*Selected passage:*
● ● ● ● ● ● ●

Understanding Request Latency with Profiling

It can be hard to figure out why response times are high in Java applications. In my experience, people either apply a process of elimination to a set of recent commits, or might sometimes use profiles of the system to explain changes in metrics. Making guesses about recent commits can be frustrating for a number of reasons, but mostly because even if you pinpoint the causal change, you still might not know why it was a bad change and are left in limbo. In theory, using a profiler makes root cause analysis a part of the triage process, so adopting continuous profiling should make this whole process easier, but using profilers can be frustrating because you’re using the wrong type of profile for analysis. Lots of profiling data focuses on CPU time, but the cause of your latency problem may be related to time spent off CPU instead. This post is about Datadog’s Java wallclock profiler, which I worked on last year, and explores how to improve request latency without making any code changes, or even seeing the code for that matter.

This is a personal blog and everything written below is my own personal opinion.

From metrics to profiles
async-profiler
Wallclock profiling
1. Sampling strategy
2. Tracer managed thread filter
Latency investigation
1. Increasing the heap size
2. Increasing the number of vCPUs
What about cost?

From metrics to profiles

Suppose you have metrics which show you that request latency is too high for a particular endpoint. Here is the endpoint level latency timeseries for a slow endpoint GET /allocation-stalls (the name may create a sense of foreboding) in a very contrived demo Java application.

● ● ● ● ● ● ●

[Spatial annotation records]
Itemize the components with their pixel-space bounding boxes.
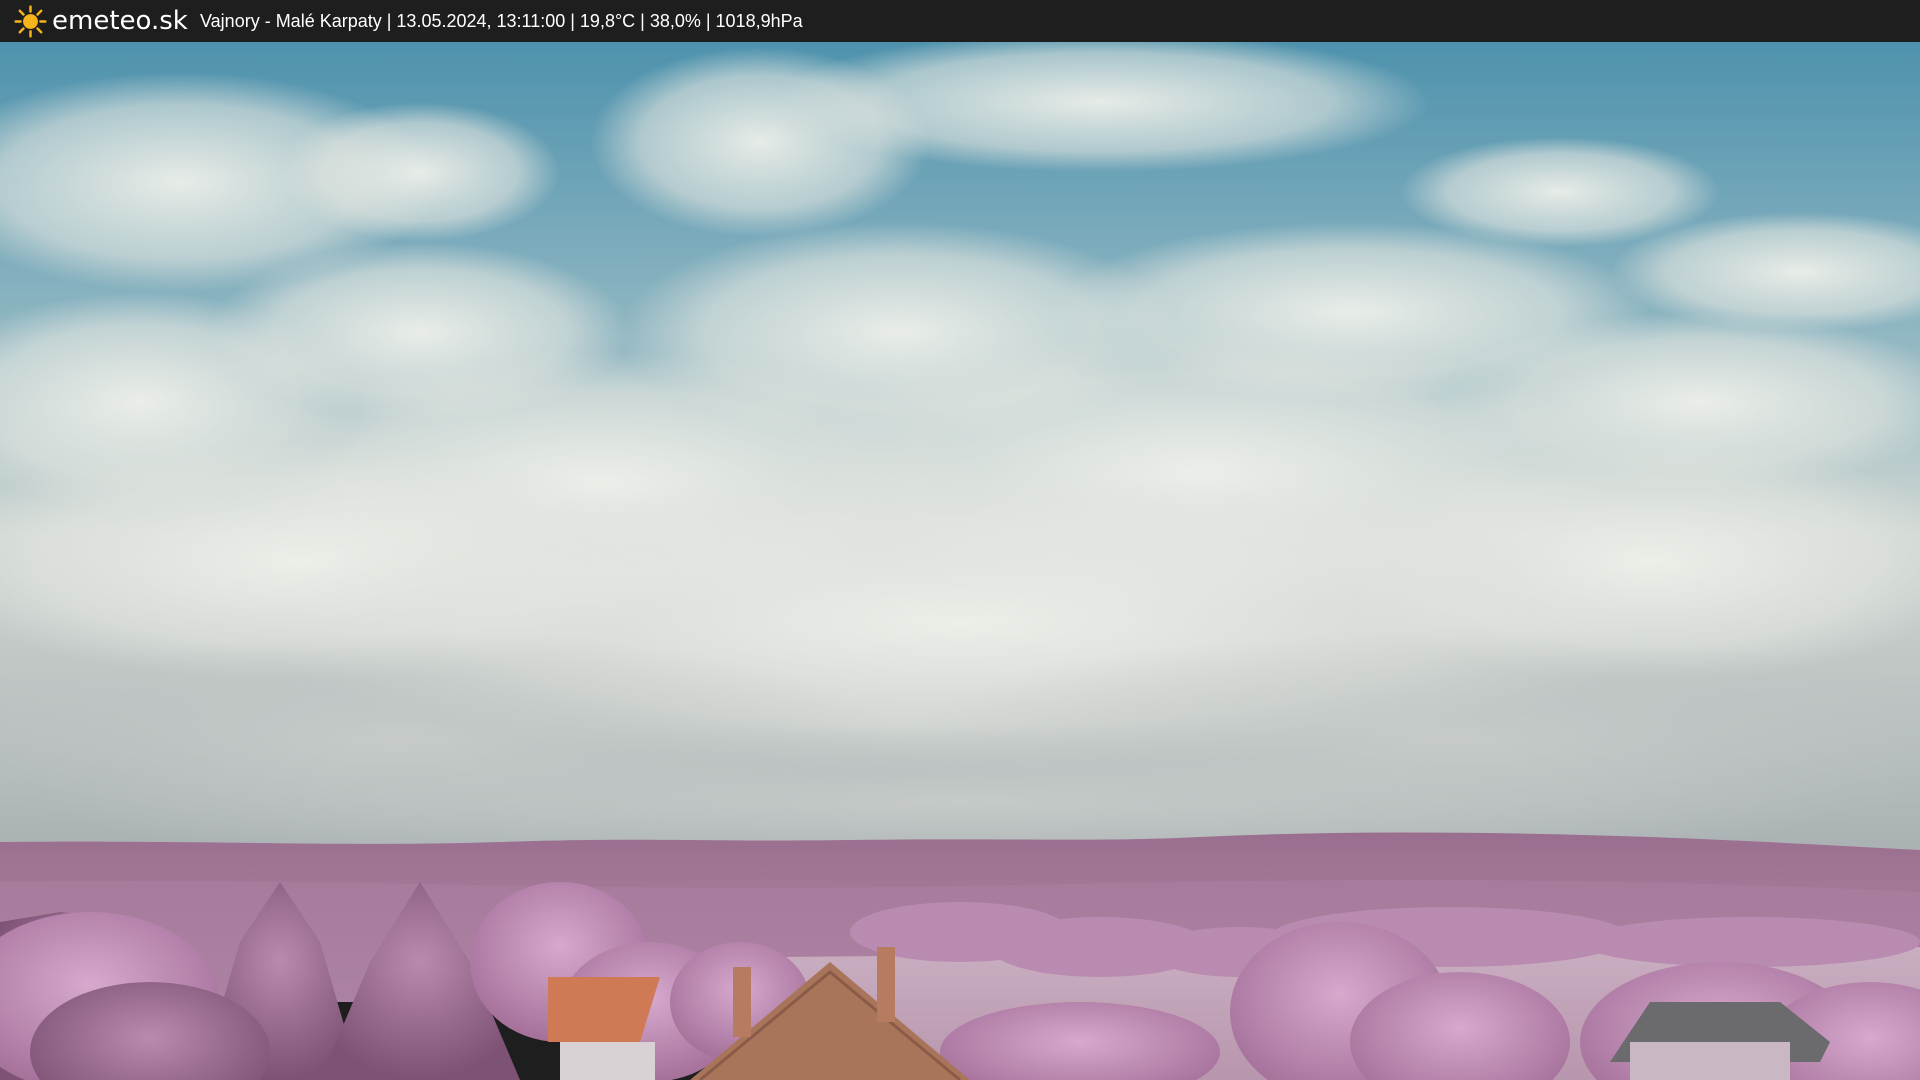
sun-icon [14,5,47,38]
top-bar: emeteo.sk Vajnory - Malé Karpaty | 13.05… [0,0,1920,42]
house-left [548,977,660,1080]
brand-name[interactable]: emeteo.sk [52,4,188,38]
webcam-caption: Vajnory - Malé Karpaty | 13.05.2024, 13:… [200,11,803,31]
webcam-image [0,42,1920,1080]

● ● ● ● ● ● ●

*Written task A:* In the profiling post, which endpoint of the demo Java application shows the high request latency?
*Written task B:* Please list every numbered entry in the contents section of the profiling post.
The listing has nothing to do with the profiling post.

*Full output A:* GET /allocation-stalls

*Full output B:*
1. Sampling strategy
2. Tracer managed thread filter
1. Increasing the heap size
2. Increasing the number of vCPUs